• [Given information]:
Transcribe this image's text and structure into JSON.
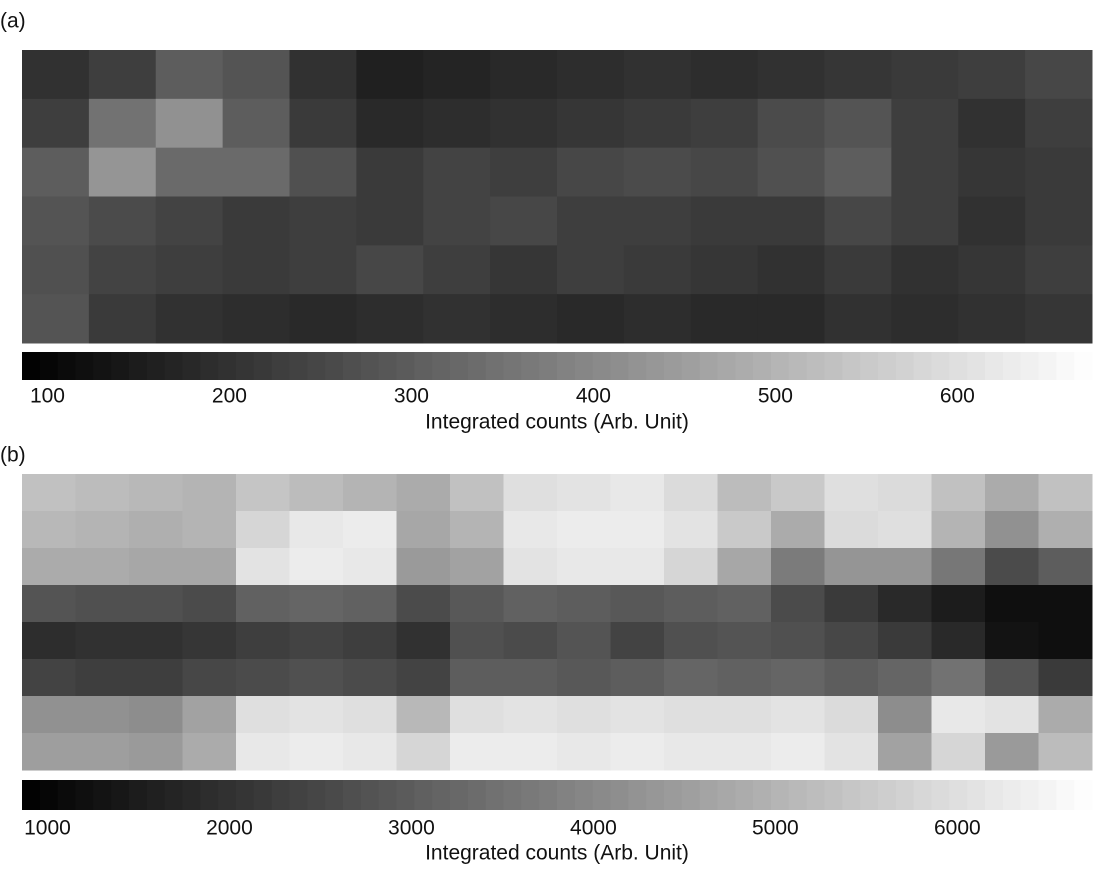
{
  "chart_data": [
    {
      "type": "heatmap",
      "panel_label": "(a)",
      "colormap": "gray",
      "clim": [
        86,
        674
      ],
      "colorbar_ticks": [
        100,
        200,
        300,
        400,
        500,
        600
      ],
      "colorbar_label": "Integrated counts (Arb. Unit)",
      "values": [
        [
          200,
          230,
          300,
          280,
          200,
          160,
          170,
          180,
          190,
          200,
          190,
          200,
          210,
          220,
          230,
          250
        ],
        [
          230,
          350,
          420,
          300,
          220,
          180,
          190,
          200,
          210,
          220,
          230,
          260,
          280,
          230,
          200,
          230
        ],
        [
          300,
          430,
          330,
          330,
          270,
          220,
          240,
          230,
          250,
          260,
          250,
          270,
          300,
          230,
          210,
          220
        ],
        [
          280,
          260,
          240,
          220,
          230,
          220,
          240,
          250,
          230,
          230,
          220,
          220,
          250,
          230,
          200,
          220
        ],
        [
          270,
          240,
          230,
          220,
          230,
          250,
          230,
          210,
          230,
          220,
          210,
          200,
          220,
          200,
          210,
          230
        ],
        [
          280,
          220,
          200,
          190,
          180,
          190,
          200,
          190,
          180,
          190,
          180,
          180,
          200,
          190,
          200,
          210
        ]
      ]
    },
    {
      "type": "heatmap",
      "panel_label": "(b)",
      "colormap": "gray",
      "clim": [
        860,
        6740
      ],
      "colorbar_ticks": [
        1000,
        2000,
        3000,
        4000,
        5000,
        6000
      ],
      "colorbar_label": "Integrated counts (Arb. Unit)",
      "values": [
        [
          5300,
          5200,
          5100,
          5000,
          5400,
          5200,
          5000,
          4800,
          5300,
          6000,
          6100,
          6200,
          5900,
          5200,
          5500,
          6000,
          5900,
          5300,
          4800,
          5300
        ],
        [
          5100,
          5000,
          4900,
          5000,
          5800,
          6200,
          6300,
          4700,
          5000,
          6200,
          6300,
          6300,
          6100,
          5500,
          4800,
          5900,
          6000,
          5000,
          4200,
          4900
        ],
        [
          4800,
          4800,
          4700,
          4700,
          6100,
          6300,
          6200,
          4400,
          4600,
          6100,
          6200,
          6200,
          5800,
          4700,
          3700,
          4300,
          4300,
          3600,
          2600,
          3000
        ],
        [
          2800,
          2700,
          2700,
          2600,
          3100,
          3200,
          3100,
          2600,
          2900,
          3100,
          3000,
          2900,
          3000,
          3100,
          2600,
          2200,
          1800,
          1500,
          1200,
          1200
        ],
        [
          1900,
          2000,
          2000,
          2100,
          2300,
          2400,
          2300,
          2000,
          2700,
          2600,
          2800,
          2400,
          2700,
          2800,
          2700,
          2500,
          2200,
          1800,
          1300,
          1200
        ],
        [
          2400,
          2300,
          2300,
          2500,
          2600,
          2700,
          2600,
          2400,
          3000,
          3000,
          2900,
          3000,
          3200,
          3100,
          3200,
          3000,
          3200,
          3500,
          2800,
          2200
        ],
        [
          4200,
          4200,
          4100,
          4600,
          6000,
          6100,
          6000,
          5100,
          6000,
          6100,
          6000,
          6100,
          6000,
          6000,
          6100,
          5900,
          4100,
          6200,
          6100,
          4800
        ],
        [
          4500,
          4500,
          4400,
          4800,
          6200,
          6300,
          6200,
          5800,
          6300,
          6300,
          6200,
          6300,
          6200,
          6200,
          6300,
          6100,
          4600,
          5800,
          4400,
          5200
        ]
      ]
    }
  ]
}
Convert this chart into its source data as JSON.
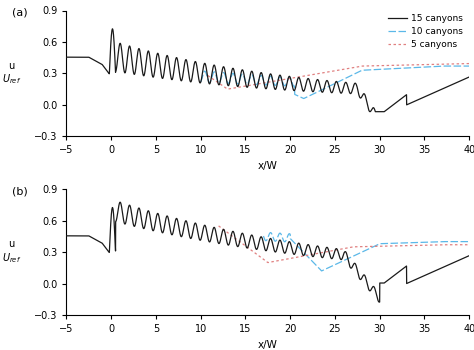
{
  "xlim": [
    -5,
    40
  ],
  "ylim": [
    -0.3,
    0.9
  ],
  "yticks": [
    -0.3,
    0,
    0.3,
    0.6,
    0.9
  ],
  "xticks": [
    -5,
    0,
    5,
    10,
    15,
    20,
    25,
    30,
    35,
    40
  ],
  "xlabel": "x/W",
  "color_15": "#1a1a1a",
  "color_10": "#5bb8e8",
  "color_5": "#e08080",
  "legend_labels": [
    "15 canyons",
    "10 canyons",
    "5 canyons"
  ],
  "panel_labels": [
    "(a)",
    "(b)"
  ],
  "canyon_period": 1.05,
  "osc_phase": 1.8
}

• [Problem to work on]: State the number of lines that contain the string "this", with no other words.

• [Final result]: 2